(Data entries)
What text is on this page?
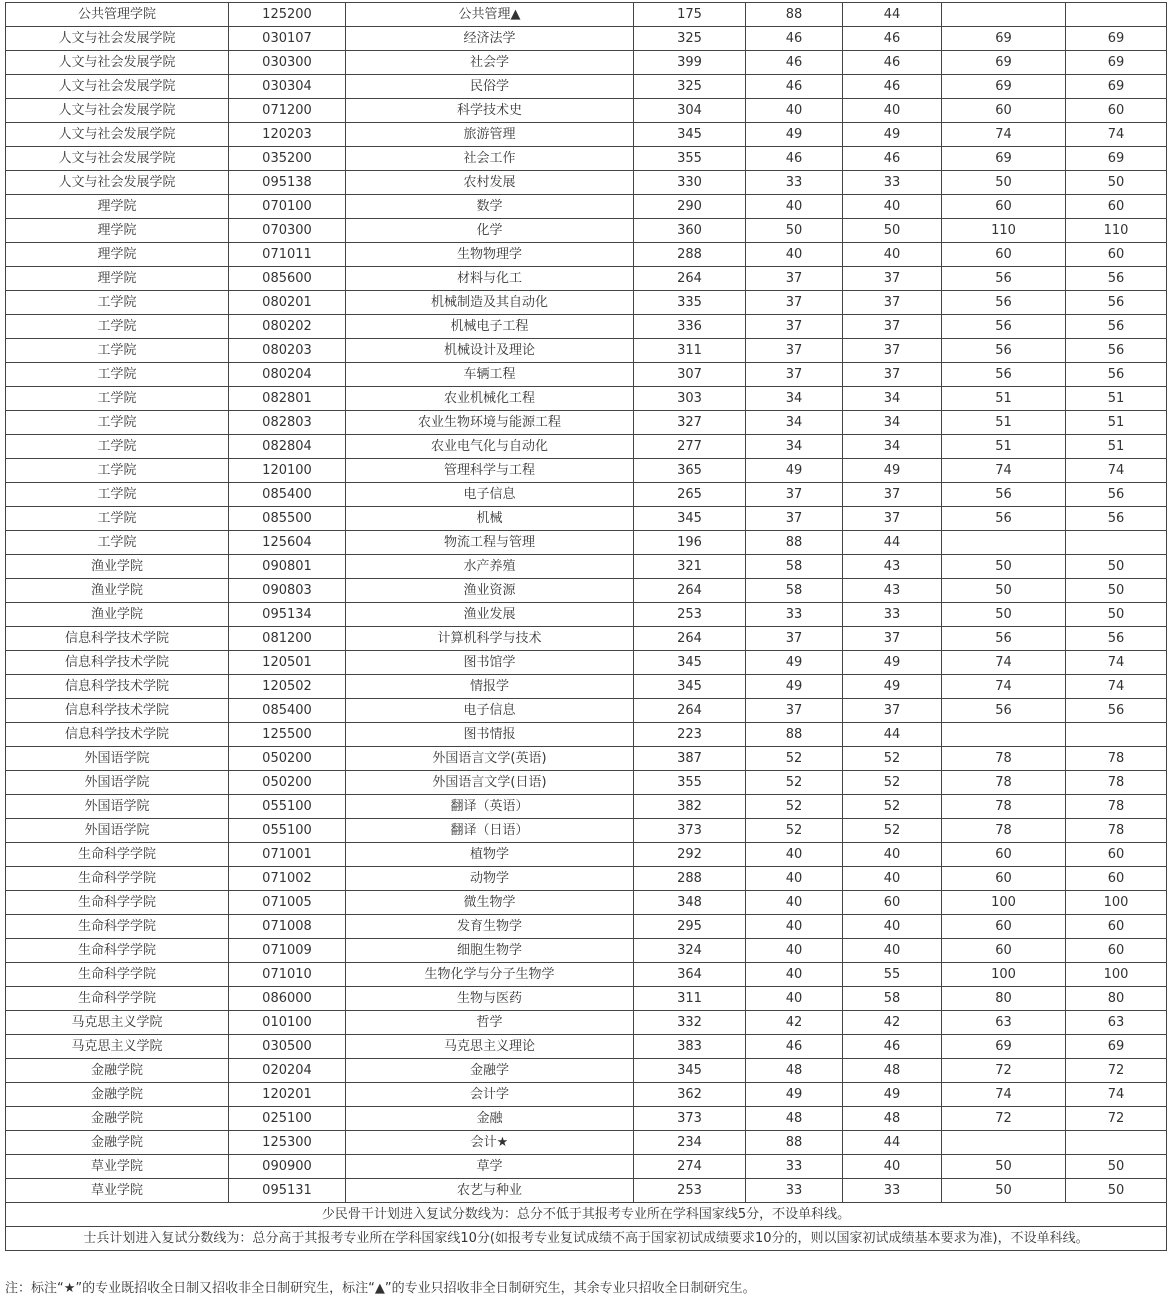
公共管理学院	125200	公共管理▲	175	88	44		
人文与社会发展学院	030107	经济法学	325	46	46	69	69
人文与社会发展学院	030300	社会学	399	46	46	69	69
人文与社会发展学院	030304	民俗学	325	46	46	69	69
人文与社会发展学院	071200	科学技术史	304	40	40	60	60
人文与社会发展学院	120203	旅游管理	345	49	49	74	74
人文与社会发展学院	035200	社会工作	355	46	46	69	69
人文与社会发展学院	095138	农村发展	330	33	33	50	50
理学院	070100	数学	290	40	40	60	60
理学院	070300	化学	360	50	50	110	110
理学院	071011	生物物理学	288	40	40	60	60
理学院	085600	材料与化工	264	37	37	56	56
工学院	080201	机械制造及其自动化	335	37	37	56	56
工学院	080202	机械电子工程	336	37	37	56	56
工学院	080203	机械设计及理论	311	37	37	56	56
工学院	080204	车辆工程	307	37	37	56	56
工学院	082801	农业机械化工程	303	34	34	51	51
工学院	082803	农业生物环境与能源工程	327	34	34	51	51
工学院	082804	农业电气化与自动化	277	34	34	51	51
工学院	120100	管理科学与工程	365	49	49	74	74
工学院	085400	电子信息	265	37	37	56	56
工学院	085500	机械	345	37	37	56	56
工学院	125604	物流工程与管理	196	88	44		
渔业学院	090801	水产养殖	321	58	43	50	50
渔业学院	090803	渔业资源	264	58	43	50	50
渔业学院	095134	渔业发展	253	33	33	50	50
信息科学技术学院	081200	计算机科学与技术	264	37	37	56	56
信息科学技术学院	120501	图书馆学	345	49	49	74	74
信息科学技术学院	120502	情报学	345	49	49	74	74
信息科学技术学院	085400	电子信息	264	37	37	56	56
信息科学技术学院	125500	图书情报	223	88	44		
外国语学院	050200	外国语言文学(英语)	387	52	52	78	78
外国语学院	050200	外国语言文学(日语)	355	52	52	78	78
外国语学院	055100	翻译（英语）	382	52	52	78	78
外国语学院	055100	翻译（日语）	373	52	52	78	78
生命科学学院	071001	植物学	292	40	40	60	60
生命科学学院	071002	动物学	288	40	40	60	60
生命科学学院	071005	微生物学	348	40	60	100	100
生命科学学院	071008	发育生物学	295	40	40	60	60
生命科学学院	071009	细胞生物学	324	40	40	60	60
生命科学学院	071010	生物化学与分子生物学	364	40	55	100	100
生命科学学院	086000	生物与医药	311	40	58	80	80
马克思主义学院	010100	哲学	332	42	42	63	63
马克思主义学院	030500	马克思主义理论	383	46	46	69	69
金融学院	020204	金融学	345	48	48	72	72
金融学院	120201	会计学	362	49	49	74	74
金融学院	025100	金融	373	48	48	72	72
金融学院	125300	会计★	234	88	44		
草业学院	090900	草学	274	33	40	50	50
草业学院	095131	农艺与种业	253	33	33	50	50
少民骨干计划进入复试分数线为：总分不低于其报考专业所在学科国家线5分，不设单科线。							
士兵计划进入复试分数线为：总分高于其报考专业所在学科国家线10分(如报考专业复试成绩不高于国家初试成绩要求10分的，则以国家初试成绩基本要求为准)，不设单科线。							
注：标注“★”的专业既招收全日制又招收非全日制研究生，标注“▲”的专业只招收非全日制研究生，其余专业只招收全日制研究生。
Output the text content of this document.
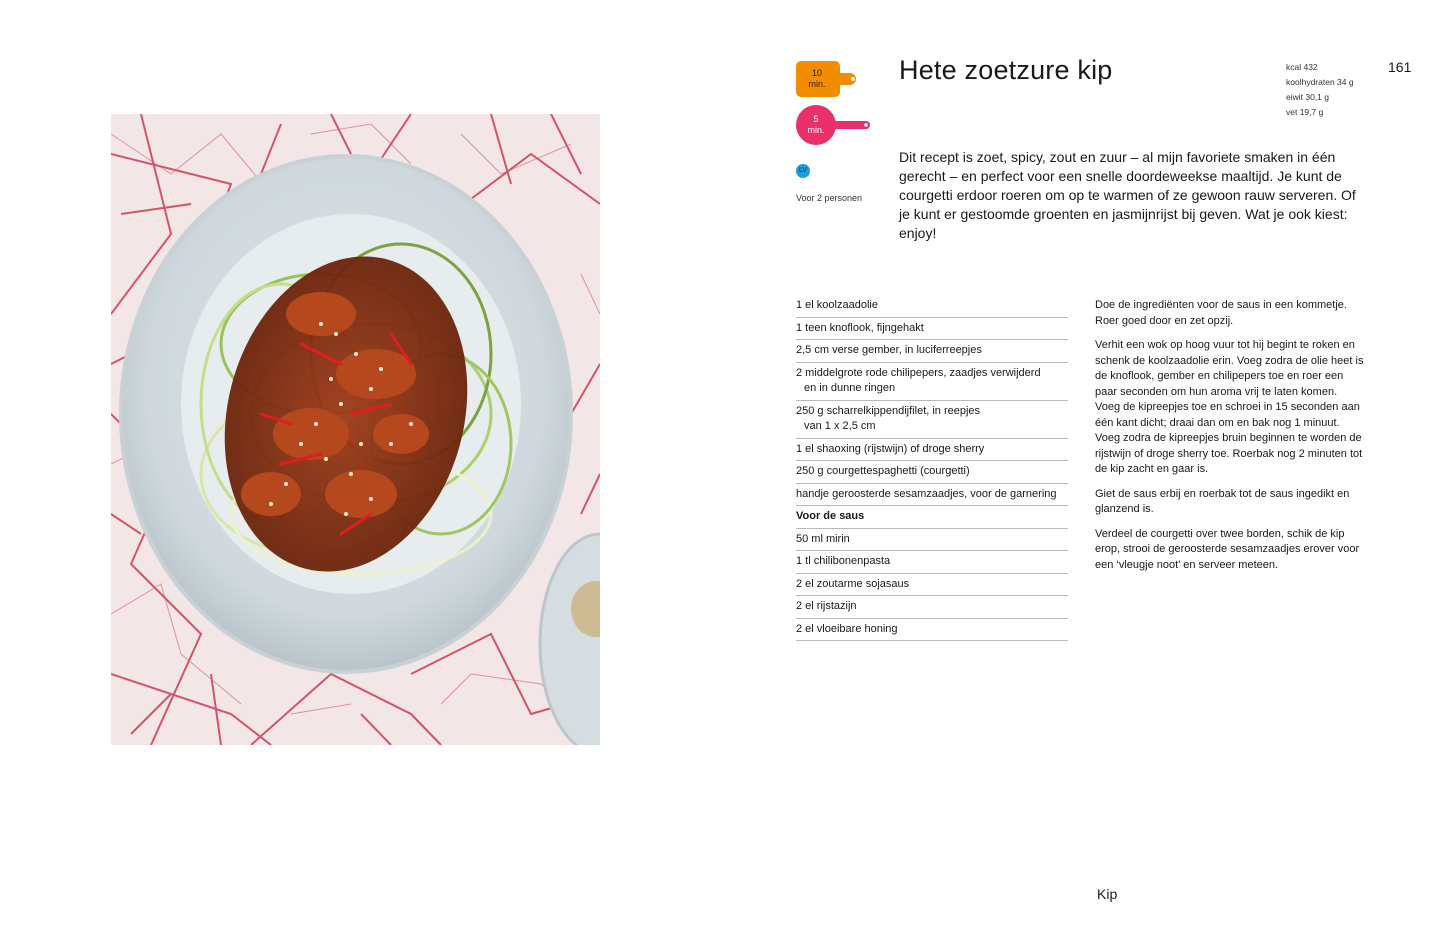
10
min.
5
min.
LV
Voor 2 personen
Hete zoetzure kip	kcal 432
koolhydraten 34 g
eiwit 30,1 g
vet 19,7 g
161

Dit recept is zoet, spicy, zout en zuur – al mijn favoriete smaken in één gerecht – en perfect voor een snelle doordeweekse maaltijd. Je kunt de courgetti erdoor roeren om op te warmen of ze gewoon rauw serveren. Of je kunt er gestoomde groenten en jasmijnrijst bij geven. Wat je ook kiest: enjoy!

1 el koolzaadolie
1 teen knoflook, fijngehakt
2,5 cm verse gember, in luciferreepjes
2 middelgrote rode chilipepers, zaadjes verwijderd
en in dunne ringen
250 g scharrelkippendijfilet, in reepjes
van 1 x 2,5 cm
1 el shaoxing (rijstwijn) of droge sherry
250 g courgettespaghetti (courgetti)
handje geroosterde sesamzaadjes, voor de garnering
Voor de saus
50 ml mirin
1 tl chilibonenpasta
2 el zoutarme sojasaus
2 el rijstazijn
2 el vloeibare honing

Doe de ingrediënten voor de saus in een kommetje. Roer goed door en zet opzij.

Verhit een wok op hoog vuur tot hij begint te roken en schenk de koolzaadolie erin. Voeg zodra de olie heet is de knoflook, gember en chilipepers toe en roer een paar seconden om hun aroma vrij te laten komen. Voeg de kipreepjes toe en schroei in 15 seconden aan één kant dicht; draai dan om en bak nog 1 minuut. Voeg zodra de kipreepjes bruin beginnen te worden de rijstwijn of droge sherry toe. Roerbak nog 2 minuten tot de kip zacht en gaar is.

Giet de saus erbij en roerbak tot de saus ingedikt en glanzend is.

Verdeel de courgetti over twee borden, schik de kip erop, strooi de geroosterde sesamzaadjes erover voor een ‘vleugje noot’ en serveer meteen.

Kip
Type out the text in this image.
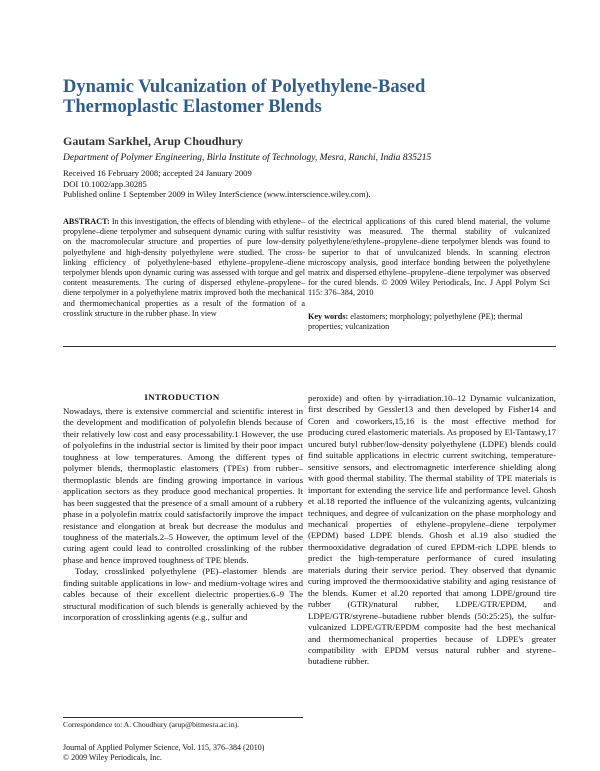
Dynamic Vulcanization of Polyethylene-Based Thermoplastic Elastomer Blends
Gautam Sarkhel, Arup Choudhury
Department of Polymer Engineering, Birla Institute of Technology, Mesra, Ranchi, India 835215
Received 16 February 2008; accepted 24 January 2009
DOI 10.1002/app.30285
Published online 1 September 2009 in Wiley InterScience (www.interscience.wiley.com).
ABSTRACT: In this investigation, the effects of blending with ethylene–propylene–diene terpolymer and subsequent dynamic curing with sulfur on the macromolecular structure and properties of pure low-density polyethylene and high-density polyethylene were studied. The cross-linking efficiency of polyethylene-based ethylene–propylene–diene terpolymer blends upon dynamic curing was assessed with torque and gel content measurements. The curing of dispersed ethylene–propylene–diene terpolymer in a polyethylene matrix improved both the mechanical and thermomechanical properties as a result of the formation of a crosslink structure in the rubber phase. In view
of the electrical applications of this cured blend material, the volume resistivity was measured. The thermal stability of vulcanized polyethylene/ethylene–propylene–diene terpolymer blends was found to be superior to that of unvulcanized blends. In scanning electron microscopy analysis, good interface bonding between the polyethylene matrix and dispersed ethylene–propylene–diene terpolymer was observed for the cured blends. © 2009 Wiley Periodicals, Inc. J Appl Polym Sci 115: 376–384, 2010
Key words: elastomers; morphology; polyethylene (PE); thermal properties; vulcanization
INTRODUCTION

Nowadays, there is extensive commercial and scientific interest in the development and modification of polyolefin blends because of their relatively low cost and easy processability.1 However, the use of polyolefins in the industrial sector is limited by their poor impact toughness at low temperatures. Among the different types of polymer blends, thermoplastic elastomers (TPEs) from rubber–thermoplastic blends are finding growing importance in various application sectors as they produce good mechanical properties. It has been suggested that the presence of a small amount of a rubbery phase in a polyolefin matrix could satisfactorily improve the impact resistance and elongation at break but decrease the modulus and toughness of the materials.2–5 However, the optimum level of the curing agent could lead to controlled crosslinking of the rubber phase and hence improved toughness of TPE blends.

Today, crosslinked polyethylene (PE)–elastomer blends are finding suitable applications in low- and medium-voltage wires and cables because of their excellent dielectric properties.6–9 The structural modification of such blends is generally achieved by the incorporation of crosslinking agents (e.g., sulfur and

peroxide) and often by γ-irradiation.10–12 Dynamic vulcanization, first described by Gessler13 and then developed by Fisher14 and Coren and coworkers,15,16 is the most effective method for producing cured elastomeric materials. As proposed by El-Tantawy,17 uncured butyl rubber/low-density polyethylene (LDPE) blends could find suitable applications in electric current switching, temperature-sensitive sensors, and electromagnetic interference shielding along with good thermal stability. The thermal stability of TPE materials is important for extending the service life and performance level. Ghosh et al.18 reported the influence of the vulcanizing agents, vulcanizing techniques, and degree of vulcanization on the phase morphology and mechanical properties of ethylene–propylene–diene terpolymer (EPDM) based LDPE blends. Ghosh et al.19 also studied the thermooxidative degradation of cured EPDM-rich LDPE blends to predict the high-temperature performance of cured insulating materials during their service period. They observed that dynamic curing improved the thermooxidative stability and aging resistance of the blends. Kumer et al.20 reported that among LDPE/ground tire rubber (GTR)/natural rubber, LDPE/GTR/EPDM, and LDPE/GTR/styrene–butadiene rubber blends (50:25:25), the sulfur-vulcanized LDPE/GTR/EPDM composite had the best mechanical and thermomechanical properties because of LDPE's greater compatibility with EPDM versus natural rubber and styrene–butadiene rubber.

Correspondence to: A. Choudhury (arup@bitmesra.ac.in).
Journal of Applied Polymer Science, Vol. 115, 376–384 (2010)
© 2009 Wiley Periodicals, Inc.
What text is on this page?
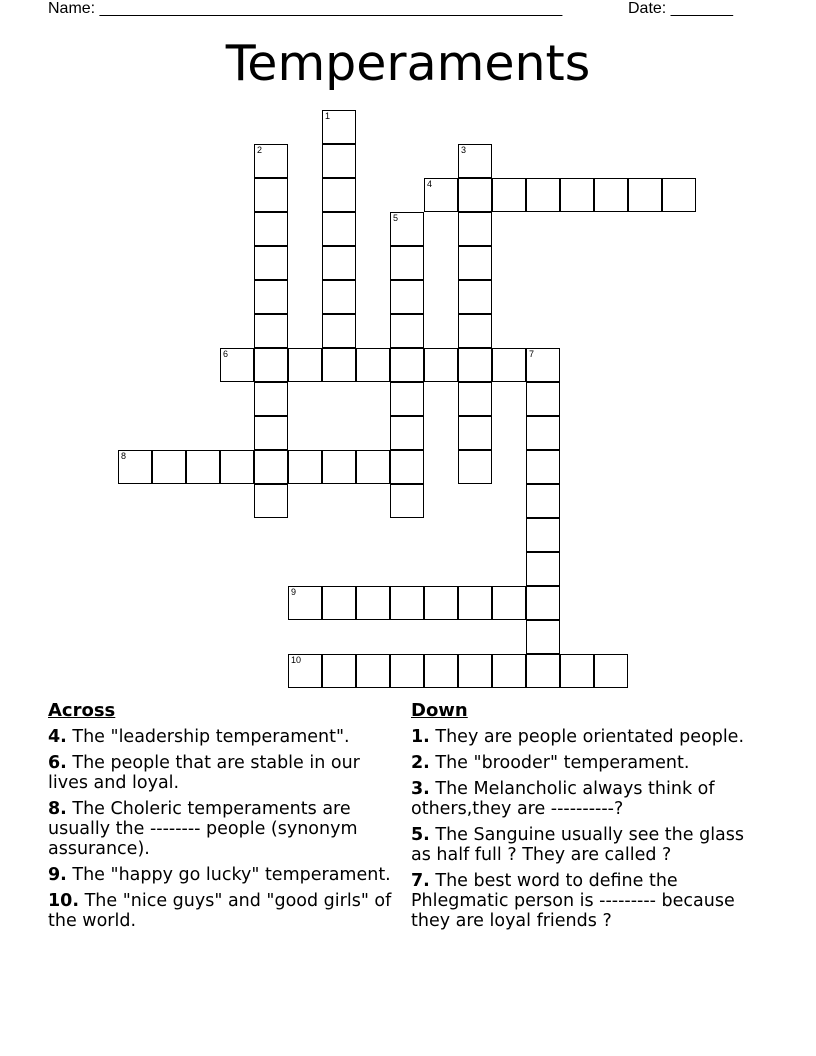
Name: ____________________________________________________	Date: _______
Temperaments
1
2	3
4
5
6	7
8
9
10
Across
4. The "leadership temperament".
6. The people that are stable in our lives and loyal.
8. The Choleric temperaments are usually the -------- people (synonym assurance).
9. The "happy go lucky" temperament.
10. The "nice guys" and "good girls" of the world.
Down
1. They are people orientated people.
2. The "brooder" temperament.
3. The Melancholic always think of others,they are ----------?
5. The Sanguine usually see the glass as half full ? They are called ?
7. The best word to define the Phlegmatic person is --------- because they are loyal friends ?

▶ **THE EXERCISE**
Report back each line of the entries that holds the string "生命科学学院".

▶ **PROBLEM SOLUTION**
生命科学学院	071001	植物学	292	40	40	60	60
生命科学学院	071002	动物学	288	40	40	60	60
生命科学学院	071005	微生物学	348	40	60	100	100
生命科学学院	071008	发育生物学	295	40	40	60	60
生命科学学院	071009	细胞生物学	324	40	40	60	60
生命科学学院	071010	生物化学与分子生物学	364	40	55	100	100
生命科学学院	086000	生物与医药	311	40	58	80	80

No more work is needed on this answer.